Aim of the task:
Among the lines below, count those with "ylabel". Give the total alone.

Structured figure records:
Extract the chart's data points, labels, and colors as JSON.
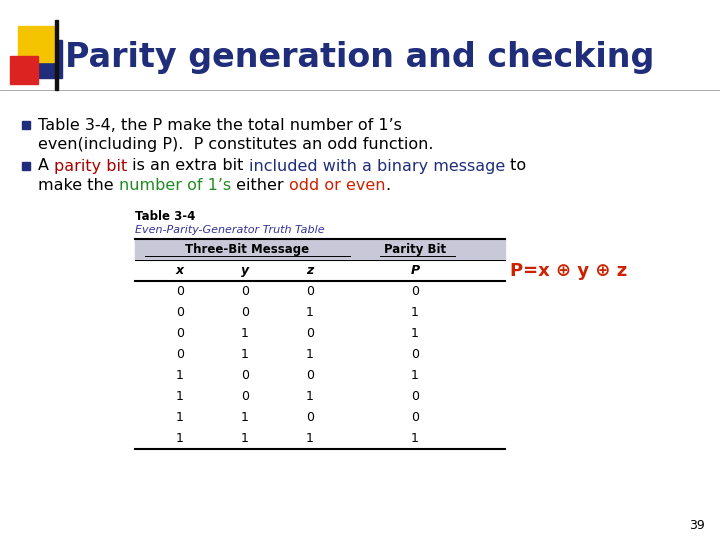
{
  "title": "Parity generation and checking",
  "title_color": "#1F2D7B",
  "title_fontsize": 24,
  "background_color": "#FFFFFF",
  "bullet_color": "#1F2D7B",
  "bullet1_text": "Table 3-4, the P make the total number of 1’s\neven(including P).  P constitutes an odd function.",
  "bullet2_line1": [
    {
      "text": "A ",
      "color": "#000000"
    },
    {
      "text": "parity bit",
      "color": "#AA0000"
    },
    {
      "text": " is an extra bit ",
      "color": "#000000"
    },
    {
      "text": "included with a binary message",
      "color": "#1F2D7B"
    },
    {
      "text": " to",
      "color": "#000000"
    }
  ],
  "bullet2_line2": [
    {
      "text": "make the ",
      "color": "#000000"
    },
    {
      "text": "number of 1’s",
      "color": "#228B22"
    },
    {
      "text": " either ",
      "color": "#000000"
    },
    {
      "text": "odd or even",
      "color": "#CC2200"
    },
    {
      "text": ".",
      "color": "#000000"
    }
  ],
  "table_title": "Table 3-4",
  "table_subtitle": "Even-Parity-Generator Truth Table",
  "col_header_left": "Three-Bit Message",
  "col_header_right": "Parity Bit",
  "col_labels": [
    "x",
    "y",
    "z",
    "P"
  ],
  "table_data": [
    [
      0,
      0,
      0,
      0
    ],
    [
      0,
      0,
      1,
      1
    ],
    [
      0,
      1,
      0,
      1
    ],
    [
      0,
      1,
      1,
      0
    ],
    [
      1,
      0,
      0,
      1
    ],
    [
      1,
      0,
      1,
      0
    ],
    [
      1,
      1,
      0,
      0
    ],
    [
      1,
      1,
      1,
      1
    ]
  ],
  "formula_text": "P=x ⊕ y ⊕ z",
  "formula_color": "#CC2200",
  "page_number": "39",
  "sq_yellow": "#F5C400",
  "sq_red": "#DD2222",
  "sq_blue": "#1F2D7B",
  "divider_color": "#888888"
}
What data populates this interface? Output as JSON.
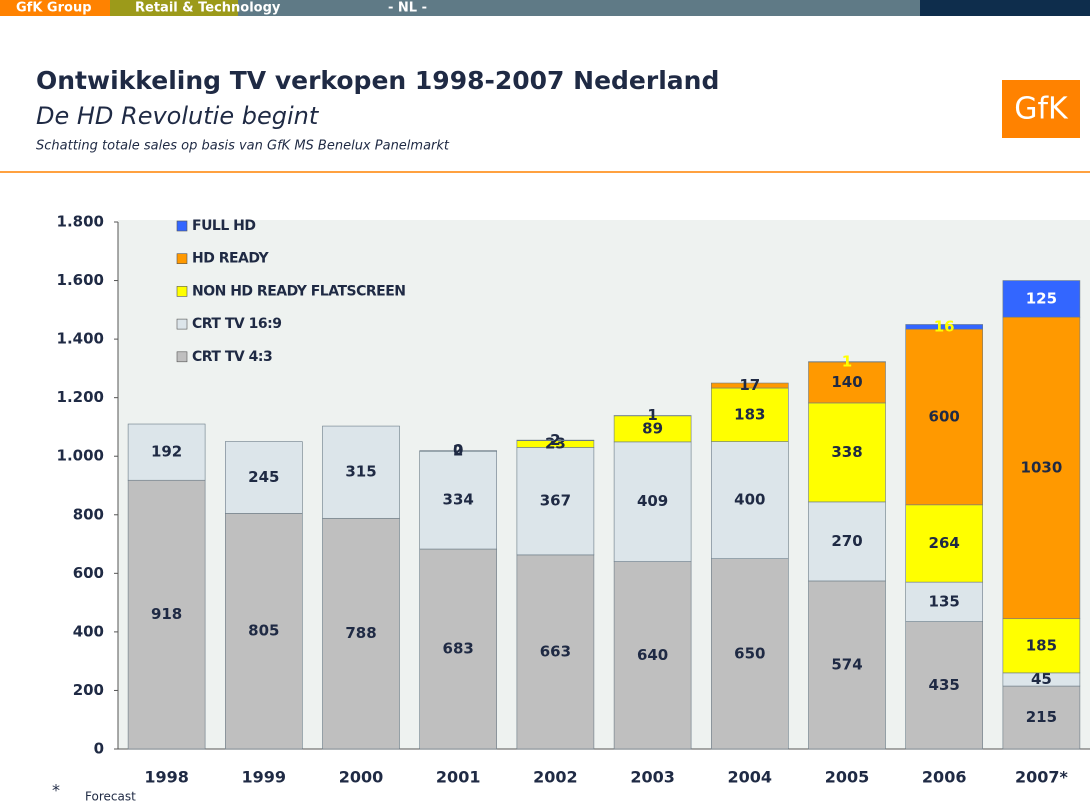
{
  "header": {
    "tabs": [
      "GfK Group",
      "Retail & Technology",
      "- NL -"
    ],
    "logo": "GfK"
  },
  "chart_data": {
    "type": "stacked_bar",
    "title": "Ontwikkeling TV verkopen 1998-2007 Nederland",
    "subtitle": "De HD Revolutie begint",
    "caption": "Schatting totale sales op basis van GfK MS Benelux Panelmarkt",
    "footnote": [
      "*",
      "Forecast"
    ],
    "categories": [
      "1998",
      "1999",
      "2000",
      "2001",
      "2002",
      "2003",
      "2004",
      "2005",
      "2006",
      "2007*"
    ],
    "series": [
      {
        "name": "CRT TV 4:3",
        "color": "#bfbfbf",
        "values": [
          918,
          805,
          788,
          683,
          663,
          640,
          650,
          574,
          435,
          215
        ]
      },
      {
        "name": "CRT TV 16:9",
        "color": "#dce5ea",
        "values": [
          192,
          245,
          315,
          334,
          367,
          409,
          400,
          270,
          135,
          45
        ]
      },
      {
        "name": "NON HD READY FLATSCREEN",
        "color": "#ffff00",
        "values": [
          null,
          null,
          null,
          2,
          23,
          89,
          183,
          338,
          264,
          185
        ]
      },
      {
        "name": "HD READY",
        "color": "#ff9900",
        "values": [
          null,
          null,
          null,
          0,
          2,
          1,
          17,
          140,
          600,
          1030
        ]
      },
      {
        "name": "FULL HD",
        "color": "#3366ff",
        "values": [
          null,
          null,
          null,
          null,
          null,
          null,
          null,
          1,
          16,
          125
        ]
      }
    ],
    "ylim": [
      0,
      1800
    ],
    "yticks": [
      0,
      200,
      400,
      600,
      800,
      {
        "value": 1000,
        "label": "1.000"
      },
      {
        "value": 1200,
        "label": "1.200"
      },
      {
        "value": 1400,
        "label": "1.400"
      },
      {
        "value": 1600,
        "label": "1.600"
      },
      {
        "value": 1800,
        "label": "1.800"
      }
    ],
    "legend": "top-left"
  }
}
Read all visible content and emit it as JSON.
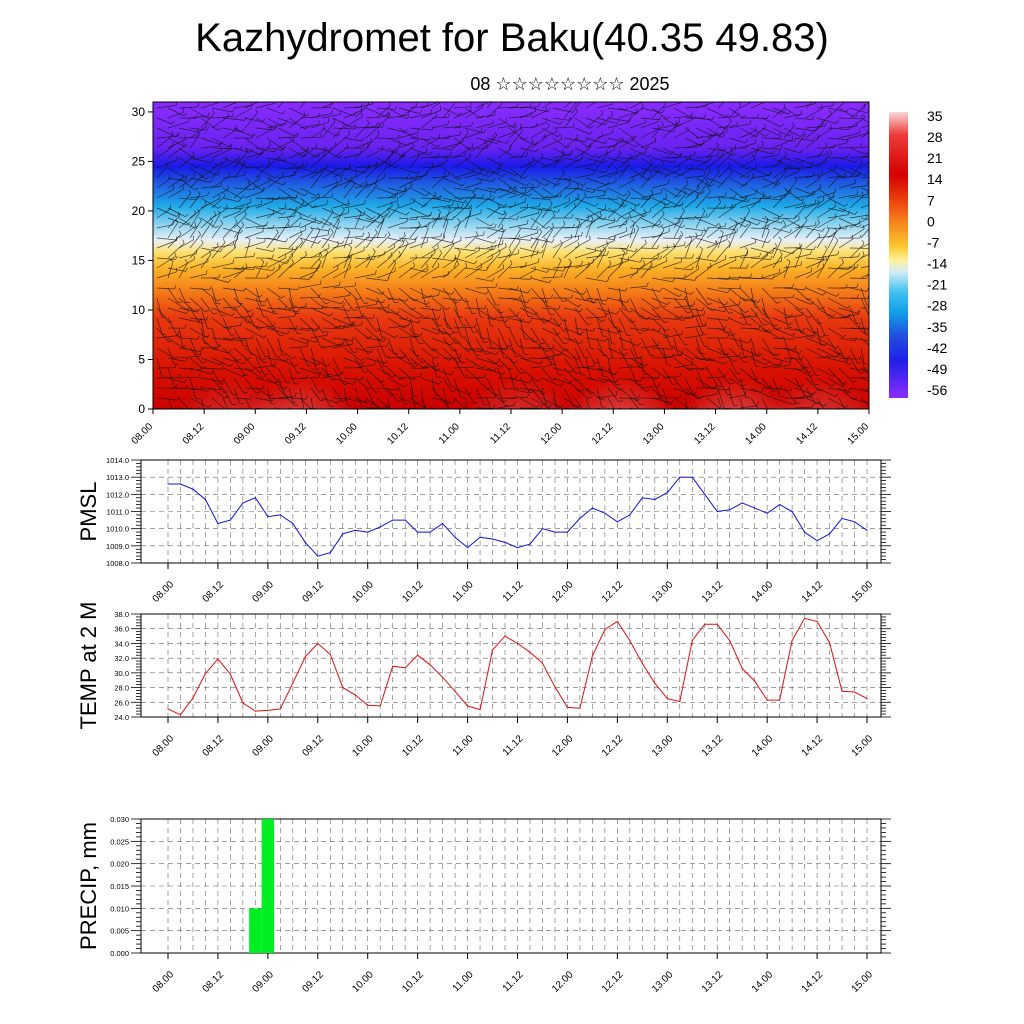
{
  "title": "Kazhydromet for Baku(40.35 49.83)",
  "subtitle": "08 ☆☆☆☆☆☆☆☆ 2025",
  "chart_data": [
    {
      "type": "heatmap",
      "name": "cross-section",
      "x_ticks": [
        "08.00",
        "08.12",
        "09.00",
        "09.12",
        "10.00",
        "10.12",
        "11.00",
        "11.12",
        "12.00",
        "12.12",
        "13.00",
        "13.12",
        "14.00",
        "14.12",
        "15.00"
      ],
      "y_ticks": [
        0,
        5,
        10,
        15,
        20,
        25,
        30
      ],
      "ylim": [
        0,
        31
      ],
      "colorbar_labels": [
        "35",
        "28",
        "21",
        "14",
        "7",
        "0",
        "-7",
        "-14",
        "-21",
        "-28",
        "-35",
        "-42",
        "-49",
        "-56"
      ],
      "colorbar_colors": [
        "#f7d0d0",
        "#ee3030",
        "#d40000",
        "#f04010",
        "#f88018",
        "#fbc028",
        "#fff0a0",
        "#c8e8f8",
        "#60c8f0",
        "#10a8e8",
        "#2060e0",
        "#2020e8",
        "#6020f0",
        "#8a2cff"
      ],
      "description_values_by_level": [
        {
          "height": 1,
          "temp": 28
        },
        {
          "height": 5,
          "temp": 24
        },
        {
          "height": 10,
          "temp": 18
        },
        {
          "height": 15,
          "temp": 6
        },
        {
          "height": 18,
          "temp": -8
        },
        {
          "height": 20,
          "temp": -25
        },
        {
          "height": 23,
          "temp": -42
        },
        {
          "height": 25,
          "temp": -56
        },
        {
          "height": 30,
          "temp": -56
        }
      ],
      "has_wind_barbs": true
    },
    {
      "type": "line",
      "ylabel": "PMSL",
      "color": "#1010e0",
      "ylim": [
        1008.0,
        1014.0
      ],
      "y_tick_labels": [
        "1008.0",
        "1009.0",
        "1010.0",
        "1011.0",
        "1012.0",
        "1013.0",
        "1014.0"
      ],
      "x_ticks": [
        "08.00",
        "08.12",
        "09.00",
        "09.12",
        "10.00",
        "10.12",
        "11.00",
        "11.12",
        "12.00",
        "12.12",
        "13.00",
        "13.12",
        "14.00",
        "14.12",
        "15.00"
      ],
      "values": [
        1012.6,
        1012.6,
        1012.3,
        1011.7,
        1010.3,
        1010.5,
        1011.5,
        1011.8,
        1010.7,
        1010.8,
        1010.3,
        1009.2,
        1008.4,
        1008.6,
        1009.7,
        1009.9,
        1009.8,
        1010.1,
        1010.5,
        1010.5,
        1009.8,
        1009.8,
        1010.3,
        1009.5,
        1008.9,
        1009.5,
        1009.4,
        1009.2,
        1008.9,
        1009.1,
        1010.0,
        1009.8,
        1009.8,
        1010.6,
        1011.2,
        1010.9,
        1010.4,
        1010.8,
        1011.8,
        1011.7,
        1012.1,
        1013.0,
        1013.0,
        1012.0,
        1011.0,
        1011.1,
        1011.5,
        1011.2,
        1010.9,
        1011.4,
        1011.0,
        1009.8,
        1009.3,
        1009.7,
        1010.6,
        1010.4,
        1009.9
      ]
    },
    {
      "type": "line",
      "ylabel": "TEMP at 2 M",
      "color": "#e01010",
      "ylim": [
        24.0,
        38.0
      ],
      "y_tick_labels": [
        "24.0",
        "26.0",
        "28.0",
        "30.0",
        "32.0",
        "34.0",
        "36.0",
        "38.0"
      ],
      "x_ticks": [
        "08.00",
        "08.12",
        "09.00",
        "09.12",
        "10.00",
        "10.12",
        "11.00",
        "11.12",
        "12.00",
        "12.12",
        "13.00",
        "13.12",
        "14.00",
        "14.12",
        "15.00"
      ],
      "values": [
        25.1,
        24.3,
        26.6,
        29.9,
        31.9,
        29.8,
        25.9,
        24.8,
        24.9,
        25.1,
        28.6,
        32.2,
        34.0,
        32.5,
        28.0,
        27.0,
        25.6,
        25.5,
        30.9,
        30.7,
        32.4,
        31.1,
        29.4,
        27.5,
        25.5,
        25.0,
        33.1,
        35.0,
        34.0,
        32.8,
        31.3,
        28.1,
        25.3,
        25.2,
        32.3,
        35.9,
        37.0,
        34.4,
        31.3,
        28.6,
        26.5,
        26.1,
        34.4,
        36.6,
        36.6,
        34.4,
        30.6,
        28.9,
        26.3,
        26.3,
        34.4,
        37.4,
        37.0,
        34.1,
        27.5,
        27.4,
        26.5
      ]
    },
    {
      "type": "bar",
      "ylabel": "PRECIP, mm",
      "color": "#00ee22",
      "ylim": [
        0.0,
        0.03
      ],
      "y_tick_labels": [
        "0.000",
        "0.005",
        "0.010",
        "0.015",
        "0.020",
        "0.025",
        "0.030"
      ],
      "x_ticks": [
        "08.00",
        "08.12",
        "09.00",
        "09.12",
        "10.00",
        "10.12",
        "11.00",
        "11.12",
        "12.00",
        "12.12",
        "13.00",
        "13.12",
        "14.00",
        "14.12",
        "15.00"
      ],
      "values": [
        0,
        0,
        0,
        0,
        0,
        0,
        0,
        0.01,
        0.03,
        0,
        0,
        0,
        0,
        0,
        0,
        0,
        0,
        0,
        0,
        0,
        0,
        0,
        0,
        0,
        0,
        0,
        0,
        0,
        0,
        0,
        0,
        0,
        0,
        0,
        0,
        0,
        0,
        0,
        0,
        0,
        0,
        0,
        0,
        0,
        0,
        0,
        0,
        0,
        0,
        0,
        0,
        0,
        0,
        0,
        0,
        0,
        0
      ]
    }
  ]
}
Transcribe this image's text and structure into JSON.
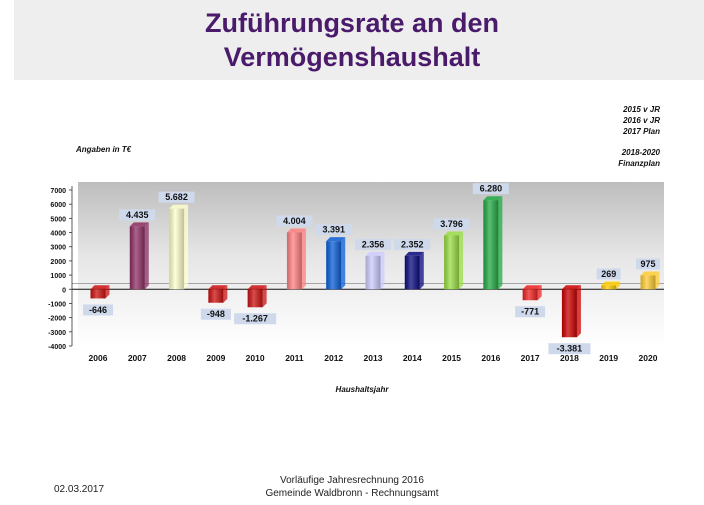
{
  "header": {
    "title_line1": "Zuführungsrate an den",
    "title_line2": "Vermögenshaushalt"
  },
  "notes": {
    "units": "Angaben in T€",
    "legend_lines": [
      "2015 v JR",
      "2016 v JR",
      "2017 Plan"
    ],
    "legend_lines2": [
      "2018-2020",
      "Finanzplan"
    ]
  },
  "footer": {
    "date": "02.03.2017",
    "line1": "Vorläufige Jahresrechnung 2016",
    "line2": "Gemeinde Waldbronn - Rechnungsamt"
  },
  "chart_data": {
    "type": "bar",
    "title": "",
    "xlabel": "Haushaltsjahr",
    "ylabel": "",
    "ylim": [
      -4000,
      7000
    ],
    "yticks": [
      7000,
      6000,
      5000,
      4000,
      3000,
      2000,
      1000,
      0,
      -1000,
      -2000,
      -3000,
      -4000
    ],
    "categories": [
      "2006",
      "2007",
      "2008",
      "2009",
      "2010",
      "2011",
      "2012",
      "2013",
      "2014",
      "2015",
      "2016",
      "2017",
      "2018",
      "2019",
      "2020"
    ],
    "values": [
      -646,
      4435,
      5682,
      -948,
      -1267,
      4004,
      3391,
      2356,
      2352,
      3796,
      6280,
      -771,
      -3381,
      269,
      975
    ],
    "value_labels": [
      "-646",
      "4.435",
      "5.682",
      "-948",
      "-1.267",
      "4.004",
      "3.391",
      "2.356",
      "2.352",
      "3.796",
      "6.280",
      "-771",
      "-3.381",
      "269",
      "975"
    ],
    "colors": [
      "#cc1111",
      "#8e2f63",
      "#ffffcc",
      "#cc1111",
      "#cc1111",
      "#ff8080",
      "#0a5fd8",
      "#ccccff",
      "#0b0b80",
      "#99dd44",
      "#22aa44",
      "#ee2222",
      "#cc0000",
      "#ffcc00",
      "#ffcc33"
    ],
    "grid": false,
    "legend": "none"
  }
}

Written solution:
4